Excerpted data:

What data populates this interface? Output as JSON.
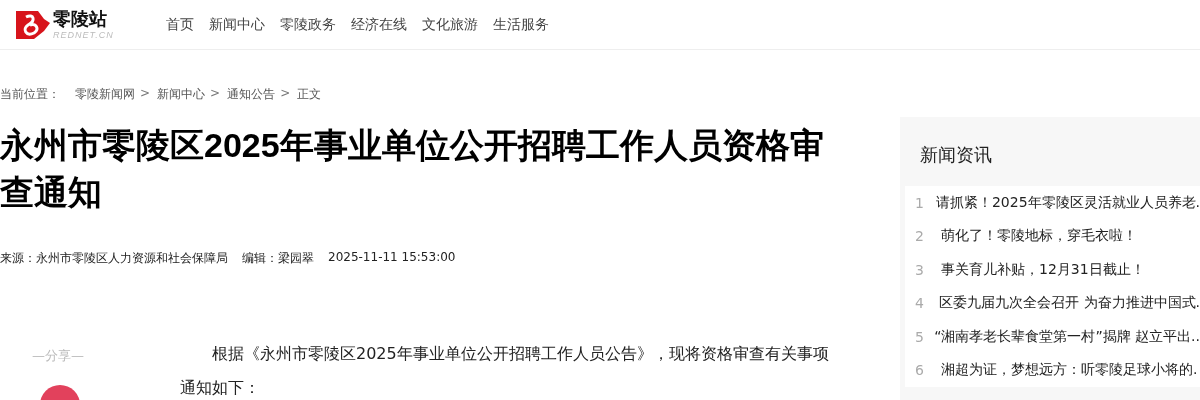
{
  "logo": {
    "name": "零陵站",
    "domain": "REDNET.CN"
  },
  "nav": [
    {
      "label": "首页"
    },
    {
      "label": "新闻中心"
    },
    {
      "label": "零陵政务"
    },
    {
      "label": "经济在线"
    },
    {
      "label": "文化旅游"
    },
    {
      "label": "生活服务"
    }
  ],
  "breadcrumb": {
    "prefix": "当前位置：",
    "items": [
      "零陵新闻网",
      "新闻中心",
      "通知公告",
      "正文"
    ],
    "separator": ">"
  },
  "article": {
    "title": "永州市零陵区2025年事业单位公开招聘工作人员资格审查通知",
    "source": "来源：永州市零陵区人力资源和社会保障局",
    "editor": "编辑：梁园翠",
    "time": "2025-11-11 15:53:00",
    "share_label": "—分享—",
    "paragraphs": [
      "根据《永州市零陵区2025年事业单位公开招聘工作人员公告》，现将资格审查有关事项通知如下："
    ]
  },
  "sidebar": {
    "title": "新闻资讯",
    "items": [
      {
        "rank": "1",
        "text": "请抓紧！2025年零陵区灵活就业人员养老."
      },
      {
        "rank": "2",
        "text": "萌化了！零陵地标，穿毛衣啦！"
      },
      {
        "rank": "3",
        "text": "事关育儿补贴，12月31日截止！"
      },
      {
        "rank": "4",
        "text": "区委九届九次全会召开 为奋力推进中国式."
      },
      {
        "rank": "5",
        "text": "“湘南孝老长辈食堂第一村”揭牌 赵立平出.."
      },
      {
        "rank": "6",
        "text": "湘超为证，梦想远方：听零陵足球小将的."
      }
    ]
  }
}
* * *
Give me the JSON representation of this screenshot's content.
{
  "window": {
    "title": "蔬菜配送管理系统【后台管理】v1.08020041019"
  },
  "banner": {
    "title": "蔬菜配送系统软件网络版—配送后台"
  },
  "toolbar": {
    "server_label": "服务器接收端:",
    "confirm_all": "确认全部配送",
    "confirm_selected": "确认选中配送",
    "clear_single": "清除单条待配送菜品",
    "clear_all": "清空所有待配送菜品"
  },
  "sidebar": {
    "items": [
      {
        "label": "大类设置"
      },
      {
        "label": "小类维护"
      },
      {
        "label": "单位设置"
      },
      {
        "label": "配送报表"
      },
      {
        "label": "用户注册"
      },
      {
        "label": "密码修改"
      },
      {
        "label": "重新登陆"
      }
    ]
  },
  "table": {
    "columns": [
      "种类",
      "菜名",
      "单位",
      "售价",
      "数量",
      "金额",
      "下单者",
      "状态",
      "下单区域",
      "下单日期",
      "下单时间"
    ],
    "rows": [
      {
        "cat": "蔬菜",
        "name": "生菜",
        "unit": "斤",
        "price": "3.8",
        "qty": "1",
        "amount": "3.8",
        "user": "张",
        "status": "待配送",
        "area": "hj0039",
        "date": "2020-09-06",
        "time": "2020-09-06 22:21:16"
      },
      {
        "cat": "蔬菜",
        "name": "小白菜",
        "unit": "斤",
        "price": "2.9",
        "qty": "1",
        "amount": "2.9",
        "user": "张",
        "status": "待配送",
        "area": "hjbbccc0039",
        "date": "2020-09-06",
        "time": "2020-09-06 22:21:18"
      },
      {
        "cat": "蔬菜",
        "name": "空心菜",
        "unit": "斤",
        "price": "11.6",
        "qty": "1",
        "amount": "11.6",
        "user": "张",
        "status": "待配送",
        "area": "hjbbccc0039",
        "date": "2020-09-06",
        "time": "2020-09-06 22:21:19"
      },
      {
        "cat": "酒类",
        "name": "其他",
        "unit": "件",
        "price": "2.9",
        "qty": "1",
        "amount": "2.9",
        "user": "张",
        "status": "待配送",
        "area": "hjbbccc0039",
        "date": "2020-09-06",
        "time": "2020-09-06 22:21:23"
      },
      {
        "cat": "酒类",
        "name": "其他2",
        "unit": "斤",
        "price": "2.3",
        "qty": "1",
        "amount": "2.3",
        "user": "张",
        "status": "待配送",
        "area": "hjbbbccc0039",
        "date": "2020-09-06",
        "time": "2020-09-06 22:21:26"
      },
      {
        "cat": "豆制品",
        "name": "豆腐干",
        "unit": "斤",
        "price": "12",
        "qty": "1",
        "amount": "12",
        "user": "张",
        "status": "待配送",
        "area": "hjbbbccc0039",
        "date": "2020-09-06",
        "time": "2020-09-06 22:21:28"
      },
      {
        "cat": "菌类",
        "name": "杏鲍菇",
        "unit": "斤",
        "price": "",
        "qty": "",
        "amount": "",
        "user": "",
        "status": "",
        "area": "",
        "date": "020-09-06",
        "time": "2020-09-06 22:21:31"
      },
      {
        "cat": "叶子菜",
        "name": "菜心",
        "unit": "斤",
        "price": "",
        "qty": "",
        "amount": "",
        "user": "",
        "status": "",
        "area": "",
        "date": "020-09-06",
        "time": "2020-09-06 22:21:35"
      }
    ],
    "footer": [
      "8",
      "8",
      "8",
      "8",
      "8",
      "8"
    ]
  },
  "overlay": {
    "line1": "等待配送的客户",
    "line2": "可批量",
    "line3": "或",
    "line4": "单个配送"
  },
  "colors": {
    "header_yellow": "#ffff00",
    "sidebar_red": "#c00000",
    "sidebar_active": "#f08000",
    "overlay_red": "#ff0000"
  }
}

What to work on:
Pick out and copy every line that contains the word "amount".

Expected answer:
        "amount": "3.8",
        "amount": "2.9",
        "amount": "11.6",
        "amount": "2.9",
        "amount": "2.3",
        "amount": "12",
        "amount": "",
        "amount": "",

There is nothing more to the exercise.